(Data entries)
□ □ □ □
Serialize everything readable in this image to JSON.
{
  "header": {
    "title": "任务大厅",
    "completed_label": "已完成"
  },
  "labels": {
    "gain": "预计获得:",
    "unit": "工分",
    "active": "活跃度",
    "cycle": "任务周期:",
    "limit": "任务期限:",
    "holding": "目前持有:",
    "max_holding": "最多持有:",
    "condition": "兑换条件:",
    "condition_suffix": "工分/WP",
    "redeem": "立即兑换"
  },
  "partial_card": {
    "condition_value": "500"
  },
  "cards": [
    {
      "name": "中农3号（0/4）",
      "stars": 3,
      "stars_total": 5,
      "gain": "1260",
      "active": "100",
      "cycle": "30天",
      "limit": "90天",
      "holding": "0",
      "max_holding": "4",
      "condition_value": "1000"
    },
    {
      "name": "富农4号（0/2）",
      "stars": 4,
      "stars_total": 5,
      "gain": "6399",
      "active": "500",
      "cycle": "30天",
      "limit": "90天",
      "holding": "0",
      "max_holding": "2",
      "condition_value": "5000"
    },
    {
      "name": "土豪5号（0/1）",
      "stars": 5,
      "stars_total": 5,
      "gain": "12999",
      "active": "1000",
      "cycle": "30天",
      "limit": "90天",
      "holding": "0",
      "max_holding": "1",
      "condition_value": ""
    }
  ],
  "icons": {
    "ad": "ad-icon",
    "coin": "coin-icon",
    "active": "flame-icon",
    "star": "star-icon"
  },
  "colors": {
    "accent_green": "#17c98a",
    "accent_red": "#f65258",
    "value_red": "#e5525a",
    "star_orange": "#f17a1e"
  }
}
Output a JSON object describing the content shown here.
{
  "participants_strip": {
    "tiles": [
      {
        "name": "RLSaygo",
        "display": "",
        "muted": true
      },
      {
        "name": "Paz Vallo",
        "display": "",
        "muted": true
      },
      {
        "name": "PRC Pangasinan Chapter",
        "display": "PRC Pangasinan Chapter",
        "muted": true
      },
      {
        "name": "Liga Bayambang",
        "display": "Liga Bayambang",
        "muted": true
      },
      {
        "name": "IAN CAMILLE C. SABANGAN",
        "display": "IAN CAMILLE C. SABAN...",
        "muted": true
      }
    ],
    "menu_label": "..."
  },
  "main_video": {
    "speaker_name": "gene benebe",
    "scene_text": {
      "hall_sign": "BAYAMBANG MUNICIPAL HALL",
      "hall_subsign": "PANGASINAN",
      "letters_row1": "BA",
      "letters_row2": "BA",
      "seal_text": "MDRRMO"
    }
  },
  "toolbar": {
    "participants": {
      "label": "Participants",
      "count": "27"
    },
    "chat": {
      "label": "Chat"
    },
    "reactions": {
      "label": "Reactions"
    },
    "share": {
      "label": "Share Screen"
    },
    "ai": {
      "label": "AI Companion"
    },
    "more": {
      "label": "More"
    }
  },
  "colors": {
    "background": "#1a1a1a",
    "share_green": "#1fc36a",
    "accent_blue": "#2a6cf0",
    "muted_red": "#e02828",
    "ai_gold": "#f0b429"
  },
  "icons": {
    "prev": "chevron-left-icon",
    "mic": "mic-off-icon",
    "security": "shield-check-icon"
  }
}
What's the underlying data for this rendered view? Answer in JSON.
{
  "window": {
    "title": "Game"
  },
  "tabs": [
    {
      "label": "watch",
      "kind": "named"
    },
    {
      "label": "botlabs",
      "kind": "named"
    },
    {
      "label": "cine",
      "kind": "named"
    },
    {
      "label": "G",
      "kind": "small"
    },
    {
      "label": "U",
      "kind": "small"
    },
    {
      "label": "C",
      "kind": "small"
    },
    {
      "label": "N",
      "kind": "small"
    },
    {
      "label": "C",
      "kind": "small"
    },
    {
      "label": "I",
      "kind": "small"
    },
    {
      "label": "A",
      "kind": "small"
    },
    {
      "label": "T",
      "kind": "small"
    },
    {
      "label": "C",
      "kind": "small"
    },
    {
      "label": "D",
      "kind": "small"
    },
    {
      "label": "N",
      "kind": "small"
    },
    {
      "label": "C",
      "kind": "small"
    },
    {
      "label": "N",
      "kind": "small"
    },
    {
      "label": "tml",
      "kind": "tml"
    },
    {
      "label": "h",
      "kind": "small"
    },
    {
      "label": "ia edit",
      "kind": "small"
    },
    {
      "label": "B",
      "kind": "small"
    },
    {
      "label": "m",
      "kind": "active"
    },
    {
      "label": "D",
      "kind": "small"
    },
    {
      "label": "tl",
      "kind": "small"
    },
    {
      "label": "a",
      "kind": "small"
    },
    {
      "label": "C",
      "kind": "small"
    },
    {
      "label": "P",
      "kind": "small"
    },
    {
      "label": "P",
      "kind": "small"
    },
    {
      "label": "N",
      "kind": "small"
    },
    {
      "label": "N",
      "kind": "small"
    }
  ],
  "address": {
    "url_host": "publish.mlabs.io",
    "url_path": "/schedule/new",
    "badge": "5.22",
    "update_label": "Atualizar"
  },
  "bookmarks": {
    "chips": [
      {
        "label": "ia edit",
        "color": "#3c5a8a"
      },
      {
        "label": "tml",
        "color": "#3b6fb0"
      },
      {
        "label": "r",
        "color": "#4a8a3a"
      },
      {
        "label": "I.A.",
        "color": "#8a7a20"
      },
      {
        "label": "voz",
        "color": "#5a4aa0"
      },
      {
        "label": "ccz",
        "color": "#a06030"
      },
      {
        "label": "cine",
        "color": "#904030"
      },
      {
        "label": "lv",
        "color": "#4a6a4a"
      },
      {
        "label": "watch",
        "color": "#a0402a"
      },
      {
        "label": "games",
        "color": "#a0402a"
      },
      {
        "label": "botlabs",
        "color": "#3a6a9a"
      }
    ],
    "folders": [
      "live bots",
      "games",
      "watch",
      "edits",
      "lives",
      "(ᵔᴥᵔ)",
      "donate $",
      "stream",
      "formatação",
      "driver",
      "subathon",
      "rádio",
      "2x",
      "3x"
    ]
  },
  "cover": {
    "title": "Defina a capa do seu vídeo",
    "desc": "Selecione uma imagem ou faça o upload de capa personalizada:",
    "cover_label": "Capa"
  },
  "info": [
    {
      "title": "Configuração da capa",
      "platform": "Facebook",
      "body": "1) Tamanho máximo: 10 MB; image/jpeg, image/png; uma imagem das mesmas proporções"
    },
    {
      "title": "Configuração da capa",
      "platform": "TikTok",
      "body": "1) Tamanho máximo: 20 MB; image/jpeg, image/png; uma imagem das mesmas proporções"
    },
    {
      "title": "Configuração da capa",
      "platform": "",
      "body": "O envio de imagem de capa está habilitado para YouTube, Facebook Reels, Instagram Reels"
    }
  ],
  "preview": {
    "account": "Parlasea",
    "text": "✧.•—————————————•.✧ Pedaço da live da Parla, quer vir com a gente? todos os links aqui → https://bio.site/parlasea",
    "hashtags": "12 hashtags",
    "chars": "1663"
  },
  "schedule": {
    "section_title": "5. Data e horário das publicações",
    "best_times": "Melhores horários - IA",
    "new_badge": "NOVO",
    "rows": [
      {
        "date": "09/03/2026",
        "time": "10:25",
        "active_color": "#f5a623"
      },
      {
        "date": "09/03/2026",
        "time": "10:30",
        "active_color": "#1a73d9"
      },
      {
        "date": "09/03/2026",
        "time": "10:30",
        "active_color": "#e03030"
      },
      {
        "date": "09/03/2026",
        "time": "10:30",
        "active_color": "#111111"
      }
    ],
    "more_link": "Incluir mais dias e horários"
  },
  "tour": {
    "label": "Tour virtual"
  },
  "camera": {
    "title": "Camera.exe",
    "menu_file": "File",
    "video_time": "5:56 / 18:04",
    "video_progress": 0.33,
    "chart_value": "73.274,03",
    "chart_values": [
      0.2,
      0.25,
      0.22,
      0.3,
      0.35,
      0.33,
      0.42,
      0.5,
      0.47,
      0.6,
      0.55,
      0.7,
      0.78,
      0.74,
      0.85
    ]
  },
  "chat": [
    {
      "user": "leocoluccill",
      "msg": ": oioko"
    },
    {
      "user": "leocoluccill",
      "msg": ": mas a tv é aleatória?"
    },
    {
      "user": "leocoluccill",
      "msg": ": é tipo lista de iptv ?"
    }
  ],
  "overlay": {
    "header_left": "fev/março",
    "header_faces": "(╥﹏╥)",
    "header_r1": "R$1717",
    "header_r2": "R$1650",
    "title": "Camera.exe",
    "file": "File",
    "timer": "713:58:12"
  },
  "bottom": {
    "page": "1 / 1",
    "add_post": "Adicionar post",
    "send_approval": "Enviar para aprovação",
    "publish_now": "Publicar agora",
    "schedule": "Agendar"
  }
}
□ □ □ □
— EXERCISE BRIEF —
Copy every line in the listing above where the string "Facebook" turns up.

— WORKED ANSWER —
      "platform": "Facebook",
      "body": "O envio de imagem de capa está habilitado para YouTube, Facebook Reels, Instagram Reels"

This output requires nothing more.